START Selected text

An undergraduate seminar during the fall of 2021.
How might one go about designing a useful measure of diversity for, say, an ecological system? One approach is to begin with a set of desiderata, a list of properties that any good measure of diversity ought to satisfy, and go about constructing all measures that satisfy these properties. With enough properties, it may be the case that the measure in question is essentially uniquely determined.
This is the approach of our text, in which we will discover that any measure of diversity satisfying a set of reasonable assumptions coming from ecological principles is amongst a family of well-known diversity measures, the Hill numbers. This in turn is a simple transformation of another well-known measure of variety, entropy. As such, I hope our journey through this book will give many different perspectives on the notion of entropy, and related concepts.

END Selected text
START Data under study

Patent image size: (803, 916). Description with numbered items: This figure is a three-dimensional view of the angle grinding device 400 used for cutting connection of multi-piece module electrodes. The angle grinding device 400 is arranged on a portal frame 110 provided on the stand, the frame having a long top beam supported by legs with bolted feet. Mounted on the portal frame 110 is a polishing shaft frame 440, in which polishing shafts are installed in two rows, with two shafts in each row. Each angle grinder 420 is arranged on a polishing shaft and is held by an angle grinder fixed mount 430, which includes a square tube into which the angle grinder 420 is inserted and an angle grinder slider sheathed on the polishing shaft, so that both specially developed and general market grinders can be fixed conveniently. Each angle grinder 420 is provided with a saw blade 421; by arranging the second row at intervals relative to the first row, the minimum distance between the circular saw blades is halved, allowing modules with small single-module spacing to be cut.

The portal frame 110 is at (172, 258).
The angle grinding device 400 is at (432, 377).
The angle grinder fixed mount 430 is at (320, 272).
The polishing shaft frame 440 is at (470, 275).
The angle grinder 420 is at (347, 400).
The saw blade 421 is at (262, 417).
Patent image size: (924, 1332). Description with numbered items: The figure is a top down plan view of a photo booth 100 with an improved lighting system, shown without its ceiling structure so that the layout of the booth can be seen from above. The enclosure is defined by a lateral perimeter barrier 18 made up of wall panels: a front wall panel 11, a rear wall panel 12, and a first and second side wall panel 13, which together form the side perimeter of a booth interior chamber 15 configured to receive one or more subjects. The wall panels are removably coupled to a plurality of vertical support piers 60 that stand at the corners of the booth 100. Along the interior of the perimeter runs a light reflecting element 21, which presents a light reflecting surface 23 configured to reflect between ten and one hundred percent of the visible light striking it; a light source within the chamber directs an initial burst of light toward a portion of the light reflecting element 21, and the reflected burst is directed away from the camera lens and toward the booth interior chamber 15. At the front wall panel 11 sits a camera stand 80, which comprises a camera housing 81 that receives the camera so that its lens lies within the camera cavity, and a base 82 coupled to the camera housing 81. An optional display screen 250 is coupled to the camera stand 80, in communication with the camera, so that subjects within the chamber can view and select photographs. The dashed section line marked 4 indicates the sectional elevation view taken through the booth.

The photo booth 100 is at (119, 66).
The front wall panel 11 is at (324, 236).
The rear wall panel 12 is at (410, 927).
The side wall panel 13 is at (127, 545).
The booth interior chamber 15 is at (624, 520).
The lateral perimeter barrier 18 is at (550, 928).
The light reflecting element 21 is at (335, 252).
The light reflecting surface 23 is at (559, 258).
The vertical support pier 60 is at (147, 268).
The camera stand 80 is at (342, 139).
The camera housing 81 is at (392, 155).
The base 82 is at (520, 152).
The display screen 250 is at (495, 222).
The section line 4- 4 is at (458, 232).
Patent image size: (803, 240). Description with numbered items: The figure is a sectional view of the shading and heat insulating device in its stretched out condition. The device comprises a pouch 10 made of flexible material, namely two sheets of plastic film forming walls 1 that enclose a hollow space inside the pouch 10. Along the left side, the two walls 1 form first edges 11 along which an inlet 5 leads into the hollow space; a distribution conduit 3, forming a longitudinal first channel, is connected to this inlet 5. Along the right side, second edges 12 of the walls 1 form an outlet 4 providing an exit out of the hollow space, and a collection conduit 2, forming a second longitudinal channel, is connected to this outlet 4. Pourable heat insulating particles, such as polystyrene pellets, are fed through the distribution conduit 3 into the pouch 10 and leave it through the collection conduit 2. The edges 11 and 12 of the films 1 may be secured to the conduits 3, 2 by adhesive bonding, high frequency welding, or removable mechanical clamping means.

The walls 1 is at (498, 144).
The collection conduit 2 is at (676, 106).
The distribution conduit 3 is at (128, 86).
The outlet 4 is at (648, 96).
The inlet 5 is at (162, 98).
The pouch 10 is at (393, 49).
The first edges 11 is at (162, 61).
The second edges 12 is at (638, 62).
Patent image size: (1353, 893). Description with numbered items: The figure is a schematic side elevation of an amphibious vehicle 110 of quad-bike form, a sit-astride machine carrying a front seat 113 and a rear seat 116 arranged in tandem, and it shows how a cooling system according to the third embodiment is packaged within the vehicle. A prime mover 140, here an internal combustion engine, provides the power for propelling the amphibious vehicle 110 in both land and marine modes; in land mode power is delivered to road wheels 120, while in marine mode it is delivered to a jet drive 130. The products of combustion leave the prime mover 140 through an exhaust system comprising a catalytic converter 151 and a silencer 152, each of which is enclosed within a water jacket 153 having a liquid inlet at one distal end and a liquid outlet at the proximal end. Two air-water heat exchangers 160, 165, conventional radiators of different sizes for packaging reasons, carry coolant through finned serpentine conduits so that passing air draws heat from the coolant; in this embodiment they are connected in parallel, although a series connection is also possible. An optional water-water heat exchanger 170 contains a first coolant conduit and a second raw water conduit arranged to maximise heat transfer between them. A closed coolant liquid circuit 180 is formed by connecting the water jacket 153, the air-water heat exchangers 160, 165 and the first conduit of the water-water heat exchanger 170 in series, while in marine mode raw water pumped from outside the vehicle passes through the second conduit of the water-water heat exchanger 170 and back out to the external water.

END Data under study

Exercises to complete ::
a. Please reproduce the diversity text starting at "An undergraduate seminar" and ending at "essentially uniquely determined.", swapping "ecological system" for "ecosystem".
b. Write the next part of the diversity text, picking up right after its final sentence.
The data above were taken from a separate source.

Replies ::
a.
An undergraduate seminar during the fall of 2021.
How might one go about designing a useful measure of diversity for, say, an ecosystem? One approach is to begin with a set of desiderata, a list of properties that any good measure of diversity ought to satisfy, and go about constructing all measures that satisfy these properties. With enough properties, it may be the case that the measure in question is essentially uniquely determined.

b.
Each participant will give 2 talks over the course of the semester, during which I hope one enjoys some interesting mathematics, as well as meditates on the art of presenting and talking about mathematics. During the rest of the semester, I hope that those that are not presenting will help form a lively and friendly seminar environment, one in which all participants can feel comfortable to discuss and learn in.
The primary reference for this seminar is the book
Some related papers that might be fun to look at include:
Tai-Danae Bradley (2021), Entropy as a Topological Operad Derivation.
David Spivak and Timothy Hosgood (2021), Dirichlet polynomials and entropy.
We meet Monday and Wednesdays from 10 AM to 11 AM in Mathematics Room 622.